▸ **Given task**: Look for the word "structured" in each line and report the count of matching lines, with nothing added.

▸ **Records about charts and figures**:
• • •

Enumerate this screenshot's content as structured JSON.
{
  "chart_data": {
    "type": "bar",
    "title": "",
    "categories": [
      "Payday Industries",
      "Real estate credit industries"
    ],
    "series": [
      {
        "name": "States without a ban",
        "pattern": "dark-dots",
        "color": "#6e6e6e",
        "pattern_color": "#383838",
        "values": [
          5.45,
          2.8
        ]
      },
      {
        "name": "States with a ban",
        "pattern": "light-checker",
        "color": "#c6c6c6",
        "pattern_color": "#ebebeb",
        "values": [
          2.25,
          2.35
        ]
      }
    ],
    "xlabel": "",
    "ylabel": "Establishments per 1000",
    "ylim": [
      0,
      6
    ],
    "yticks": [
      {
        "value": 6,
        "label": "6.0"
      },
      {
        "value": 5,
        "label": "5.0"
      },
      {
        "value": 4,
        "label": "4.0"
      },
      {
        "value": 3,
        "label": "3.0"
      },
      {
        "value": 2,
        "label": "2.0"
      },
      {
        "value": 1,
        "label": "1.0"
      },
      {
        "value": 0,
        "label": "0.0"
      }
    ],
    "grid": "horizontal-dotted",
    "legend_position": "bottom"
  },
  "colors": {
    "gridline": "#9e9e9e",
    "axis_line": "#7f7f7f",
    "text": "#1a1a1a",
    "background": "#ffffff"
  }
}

• • •

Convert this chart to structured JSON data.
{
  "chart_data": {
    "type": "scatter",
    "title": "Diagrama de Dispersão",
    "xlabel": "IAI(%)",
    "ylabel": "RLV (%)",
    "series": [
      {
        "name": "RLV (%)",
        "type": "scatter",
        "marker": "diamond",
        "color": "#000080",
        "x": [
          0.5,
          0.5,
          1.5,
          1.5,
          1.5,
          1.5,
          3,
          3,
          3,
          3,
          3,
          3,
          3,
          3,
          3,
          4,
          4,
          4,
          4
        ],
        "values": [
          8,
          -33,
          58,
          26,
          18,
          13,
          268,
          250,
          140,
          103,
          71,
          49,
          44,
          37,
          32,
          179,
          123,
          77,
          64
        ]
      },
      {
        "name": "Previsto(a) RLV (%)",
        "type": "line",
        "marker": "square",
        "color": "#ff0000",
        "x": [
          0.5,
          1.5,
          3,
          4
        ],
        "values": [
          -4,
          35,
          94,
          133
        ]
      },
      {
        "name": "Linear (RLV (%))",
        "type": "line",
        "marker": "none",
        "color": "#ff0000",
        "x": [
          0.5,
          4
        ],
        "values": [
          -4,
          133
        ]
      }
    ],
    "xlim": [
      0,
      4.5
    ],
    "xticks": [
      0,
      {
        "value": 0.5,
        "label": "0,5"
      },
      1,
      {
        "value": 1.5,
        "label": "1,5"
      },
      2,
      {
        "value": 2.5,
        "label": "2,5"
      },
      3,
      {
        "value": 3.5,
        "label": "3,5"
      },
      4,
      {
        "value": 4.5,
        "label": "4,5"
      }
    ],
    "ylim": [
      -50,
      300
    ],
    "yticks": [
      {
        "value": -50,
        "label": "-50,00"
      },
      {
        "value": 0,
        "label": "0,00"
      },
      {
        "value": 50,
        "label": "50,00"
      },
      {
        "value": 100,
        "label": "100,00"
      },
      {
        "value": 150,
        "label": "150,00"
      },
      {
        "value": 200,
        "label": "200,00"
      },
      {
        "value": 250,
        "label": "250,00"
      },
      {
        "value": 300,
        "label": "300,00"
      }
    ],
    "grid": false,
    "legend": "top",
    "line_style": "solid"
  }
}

• • •

▸ **In response**: 2